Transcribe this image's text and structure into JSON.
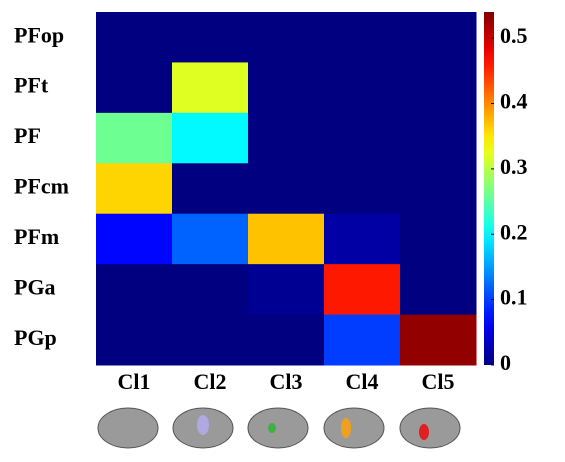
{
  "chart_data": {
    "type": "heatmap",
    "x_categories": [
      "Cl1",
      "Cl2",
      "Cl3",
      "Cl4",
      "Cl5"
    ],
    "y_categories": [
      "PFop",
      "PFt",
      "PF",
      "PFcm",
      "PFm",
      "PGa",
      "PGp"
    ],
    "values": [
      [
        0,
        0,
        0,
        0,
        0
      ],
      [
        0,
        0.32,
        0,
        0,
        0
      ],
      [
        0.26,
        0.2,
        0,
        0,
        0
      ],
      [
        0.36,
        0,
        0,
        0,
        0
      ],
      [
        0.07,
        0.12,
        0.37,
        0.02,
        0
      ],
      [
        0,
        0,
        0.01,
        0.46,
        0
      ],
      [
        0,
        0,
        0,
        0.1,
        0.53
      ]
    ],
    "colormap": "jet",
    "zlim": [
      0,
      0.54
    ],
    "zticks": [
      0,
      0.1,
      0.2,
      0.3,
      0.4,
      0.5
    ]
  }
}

---*---

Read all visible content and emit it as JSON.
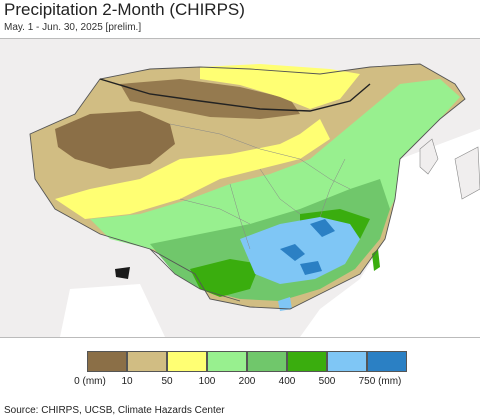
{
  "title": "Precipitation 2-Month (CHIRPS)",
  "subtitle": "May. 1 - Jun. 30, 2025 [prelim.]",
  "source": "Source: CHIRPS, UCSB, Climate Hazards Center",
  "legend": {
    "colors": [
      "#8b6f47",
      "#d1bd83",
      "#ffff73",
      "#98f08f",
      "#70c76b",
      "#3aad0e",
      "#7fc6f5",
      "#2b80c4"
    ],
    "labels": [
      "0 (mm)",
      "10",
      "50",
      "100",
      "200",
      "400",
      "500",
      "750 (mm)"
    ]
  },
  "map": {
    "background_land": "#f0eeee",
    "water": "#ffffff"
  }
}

---*---

GIVEN INSTRUCTION: Tally the lines of the listing in which the word "CHIRPS" occurs, and state the total alone.

ANSWER TO THE PROBLEM: 2